■ **TO DO**: Emit the entire listing verbatim.
────────────────────
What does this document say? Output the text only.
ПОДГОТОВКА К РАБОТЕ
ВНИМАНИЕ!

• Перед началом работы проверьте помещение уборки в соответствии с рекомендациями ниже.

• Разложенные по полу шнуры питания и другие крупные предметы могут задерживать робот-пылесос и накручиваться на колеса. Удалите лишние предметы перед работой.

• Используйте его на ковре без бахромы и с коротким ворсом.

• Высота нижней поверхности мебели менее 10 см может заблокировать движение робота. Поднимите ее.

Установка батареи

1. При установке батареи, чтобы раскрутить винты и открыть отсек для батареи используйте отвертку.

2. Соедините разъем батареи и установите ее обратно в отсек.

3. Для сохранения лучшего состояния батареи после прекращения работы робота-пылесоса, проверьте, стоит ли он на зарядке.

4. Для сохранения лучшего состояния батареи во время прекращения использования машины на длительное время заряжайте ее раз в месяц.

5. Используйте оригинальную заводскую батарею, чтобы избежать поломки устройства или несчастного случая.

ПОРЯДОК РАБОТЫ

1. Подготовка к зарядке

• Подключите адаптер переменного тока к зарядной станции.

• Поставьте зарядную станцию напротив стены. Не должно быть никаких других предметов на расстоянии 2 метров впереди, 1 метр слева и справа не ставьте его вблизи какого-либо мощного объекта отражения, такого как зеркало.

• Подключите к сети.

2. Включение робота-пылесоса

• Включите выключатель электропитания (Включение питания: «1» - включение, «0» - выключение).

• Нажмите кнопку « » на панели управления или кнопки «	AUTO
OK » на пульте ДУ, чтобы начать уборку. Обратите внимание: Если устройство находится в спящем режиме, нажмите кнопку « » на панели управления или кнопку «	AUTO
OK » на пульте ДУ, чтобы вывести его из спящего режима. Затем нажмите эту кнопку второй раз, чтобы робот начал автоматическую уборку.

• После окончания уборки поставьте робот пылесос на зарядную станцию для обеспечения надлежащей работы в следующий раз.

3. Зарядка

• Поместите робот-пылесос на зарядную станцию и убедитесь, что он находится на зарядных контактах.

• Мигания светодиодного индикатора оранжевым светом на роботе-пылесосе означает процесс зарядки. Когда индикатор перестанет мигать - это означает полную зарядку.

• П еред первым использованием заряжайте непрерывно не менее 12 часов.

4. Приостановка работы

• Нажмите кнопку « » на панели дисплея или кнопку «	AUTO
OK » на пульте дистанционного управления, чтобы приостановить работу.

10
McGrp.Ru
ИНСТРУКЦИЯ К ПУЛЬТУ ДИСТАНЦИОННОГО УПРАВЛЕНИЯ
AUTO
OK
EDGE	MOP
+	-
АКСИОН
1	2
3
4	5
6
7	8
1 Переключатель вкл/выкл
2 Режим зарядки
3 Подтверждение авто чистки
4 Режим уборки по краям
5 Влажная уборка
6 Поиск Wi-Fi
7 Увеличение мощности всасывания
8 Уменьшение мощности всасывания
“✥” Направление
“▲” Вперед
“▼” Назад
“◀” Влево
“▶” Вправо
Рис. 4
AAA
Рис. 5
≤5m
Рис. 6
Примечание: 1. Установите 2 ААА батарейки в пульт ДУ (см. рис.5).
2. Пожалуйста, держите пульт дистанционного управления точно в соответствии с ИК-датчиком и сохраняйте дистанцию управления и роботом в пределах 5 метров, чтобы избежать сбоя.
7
────────────────────
■ **EXERCISE SOLUTION**:
What does this document say? Output the text only.
ПОДГОТОВКА К РАБОТЕ
ВНИМАНИЕ!

• Перед началом работы проверьте помещение уборки в соответствии с рекомендациями ниже.

• Разложенные по полу шнуры питания и другие крупные предметы могут задерживать робот-пылесос и накручиваться на колеса. Удалите лишние предметы перед работой.

• Используйте его на ковре без бахромы и с коротким ворсом.

• Высота нижней поверхности мебели менее 10 см может заблокировать движение робота. Поднимите ее.

Установка батареи

1. При установке батареи, чтобы раскрутить винты и открыть отсек для батареи используйте отвертку.

2. Соедините разъем батареи и установите ее обратно в отсек.

3. Для сохранения лучшего состояния батареи после прекращения работы робота-пылесоса, проверьте, стоит ли он на зарядке.

4. Для сохранения лучшего состояния батареи во время прекращения использования машины на длительное время заряжайте ее раз в месяц.

5. Используйте оригинальную заводскую батарею, чтобы избежать поломки устройства или несчастного случая.

ПОРЯДОК РАБОТЫ

1. Подготовка к зарядке

• Подключите адаптер переменного тока к зарядной станции.

• Поставьте зарядную станцию напротив стены. Не должно быть никаких других предметов на расстоянии 2 метров впереди, 1 метр слева и справа не ставьте его вблизи какого-либо мощного объекта отражения, такого как зеркало.

• Подключите к сети.

2. Включение робота-пылесоса

• Включите выключатель электропитания (Включение питания: «1» - включение, «0» - выключение).

• Нажмите кнопку « » на панели управления или кнопки «	AUTO
OK » на пульте ДУ, чтобы начать уборку. Обратите внимание: Если устройство находится в спящем режиме, нажмите кнопку « » на панели управления или кнопку «	AUTO
OK » на пульте ДУ, чтобы вывести его из спящего режима. Затем нажмите эту кнопку второй раз, чтобы робот начал автоматическую уборку.

• После окончания уборки поставьте робот пылесос на зарядную станцию для обеспечения надлежащей работы в следующий раз.

3. Зарядка

• Поместите робот-пылесос на зарядную станцию и убедитесь, что он находится на зарядных контактах.

• Мигания светодиодного индикатора оранжевым светом на роботе-пылесосе означает процесс зарядки. Когда индикатор перестанет мигать - это означает полную зарядку.

• П еред первым использованием заряжайте непрерывно не менее 12 часов.

4. Приостановка работы

• Нажмите кнопку « » на панели дисплея или кнопку «	AUTO
OK » на пульте дистанционного управления, чтобы приостановить работу.

10
McGrp.Ru
ИНСТРУКЦИЯ К ПУЛЬТУ ДИСТАНЦИОННОГО УПРАВЛЕНИЯ
AUTO
OK
EDGE	MOP
+	-
АКСИОН
1	2
3
4	5
6
7	8
1 Переключатель вкл/выкл
2 Режим зарядки
3 Подтверждение авто чистки
4 Режим уборки по краям
5 Влажная уборка
6 Поиск Wi-Fi
7 Увеличение мощности всасывания
8 Уменьшение мощности всасывания
“✥” Направление
“▲” Вперед
“▼” Назад
“◀” Влево
“▶” Вправо
Рис. 4
AAA
Рис. 5
≤5m
Рис. 6
Примечание: 1. Установите 2 ААА батарейки в пульт ДУ (см. рис.5).
2. Пожалуйста, держите пульт дистанционного управления точно в соответствии с ИК-датчиком и сохраняйте дистанцию управления и роботом в пределах 5 метров, чтобы избежать сбоя.
7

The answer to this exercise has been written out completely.